▸ **Exercise**
Find the lines in the records below that contain "high", and report each of them.

Records supplied START

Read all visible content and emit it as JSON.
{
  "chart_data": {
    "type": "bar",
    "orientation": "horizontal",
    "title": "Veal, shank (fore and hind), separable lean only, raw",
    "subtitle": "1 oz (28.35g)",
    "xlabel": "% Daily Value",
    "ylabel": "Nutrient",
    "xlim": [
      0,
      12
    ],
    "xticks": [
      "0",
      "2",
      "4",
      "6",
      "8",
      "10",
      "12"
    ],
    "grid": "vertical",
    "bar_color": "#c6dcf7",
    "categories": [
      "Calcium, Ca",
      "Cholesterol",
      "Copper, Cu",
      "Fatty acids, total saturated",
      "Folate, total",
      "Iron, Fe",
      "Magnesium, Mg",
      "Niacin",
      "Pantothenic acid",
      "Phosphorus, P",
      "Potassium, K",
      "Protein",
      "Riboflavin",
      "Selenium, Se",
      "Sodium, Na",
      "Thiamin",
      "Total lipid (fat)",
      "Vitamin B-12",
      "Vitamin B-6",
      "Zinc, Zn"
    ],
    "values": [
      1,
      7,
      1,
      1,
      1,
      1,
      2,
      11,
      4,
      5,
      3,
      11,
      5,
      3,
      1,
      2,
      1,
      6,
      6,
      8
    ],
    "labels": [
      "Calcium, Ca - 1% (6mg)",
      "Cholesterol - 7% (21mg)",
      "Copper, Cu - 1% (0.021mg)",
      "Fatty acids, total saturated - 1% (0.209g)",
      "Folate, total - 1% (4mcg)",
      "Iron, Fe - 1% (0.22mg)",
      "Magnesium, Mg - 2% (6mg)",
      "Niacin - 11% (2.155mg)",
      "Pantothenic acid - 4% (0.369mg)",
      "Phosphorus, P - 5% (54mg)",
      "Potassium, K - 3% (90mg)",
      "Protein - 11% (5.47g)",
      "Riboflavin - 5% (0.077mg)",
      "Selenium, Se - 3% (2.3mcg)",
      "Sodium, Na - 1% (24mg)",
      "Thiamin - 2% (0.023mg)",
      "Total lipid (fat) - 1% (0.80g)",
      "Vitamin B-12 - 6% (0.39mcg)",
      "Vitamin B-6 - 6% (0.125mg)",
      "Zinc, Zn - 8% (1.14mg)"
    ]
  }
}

Records supplied END
Records supplied START

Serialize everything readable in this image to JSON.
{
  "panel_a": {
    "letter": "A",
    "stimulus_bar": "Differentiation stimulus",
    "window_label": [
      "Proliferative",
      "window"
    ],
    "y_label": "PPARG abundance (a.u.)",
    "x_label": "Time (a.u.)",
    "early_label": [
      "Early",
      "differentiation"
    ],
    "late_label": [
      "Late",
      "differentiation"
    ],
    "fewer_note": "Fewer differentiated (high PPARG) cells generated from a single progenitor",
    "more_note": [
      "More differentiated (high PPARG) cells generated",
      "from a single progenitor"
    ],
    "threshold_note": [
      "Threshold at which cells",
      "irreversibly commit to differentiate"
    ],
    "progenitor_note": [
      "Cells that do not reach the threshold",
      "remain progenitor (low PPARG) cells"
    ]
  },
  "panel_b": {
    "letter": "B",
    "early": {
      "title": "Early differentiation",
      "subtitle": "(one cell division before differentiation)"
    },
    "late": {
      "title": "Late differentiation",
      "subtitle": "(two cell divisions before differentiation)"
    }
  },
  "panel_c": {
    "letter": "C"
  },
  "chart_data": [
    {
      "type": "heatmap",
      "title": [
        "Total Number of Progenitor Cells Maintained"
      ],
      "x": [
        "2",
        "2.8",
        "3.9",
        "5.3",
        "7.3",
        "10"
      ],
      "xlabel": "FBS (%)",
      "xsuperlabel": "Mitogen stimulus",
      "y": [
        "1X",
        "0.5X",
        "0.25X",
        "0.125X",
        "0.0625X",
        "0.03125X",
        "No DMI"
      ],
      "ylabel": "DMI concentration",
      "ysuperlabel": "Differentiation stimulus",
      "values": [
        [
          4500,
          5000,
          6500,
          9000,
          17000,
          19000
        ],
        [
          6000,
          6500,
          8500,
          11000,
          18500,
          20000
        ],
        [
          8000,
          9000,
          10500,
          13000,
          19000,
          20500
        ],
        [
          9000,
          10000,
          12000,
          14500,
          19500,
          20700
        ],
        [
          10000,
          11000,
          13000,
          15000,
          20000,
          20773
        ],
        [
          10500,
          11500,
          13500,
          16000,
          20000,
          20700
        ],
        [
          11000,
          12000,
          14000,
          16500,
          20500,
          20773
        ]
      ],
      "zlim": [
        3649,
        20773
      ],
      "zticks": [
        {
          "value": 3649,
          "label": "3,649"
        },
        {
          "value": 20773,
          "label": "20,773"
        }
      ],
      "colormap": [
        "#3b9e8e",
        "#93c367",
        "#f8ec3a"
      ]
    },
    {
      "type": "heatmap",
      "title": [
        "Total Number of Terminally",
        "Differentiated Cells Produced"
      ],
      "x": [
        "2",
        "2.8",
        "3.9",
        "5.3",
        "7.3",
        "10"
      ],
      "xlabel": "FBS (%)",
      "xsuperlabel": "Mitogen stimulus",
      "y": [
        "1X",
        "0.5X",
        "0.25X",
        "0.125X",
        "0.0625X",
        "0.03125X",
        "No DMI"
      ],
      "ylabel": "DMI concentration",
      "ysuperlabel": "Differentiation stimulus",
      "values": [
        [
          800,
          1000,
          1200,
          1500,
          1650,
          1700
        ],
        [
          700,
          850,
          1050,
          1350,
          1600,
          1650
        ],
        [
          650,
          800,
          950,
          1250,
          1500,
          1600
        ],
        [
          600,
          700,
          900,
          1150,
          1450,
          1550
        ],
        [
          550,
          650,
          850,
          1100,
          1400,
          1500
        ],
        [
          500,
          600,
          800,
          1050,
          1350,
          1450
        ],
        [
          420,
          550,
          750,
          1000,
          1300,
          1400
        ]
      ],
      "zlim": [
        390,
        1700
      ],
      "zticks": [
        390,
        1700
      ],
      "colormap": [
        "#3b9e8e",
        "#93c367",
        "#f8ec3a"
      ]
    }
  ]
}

Records supplied END
Records supplied START

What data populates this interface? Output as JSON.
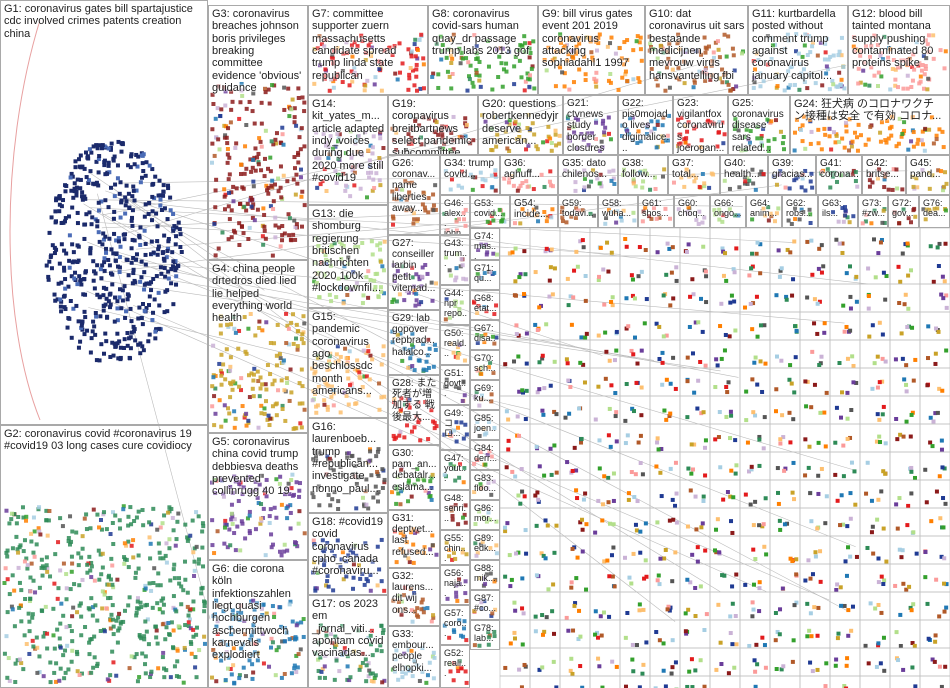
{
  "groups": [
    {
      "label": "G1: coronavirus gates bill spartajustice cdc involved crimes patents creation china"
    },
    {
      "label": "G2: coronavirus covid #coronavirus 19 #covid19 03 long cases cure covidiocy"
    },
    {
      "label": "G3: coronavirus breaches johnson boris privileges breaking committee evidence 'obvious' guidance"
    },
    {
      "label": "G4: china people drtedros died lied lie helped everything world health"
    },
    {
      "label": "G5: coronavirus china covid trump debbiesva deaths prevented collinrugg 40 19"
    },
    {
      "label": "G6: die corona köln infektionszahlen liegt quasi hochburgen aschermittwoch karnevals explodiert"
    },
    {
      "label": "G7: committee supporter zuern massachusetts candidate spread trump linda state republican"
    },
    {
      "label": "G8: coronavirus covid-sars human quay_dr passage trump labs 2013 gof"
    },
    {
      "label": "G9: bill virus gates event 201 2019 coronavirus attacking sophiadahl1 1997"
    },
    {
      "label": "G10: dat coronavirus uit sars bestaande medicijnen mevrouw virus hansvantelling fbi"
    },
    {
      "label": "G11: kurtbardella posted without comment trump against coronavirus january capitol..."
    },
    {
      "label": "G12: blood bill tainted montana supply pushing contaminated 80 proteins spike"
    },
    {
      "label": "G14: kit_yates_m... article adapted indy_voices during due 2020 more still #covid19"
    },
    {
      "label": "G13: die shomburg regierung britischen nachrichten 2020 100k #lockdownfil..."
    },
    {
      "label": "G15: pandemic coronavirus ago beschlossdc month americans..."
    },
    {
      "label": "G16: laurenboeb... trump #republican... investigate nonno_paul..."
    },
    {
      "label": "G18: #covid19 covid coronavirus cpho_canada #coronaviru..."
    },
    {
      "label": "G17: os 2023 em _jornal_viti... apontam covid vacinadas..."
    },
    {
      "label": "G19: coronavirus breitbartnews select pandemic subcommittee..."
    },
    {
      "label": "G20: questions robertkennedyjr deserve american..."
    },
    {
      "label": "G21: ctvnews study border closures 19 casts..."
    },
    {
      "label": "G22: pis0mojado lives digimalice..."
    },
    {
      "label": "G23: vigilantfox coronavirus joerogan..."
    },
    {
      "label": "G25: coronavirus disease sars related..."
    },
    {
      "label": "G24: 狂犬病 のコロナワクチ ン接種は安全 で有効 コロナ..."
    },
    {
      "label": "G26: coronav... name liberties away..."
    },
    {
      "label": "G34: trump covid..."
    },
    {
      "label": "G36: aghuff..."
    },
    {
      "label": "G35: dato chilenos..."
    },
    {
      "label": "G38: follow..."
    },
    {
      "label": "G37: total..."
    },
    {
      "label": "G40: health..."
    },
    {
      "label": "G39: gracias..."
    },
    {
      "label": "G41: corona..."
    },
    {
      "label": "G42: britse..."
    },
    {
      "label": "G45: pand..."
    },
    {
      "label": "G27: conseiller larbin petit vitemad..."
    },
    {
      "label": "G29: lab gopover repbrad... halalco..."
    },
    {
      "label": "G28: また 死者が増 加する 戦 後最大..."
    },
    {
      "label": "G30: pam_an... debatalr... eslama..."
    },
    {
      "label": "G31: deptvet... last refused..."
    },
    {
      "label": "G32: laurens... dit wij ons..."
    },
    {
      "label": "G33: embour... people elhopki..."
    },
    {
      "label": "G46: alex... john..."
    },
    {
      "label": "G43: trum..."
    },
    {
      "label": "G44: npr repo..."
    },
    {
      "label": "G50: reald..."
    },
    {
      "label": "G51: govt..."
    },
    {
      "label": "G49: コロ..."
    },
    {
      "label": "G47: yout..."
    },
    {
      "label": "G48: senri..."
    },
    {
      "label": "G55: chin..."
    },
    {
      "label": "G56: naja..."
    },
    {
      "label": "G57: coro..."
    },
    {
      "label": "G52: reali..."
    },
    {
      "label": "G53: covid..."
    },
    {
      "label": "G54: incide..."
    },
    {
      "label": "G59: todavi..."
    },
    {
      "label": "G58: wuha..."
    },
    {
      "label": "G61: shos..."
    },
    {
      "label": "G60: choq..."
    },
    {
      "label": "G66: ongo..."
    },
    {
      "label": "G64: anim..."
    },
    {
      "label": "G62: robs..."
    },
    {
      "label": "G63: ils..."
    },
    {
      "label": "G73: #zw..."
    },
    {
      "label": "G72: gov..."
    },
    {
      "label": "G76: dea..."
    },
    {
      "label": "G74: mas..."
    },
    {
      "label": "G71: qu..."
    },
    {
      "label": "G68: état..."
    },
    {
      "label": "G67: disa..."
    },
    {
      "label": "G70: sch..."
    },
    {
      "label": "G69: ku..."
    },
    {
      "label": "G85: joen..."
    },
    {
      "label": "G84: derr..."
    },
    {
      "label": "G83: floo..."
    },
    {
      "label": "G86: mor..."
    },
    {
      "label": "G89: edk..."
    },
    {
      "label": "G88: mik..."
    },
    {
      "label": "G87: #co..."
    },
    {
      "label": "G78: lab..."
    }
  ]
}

Records supplied END

▸ **Response**
    "fewer_note": "Fewer differentiated (high PPARG) cells generated from a single progenitor",
      "More differentiated (high PPARG) cells generated",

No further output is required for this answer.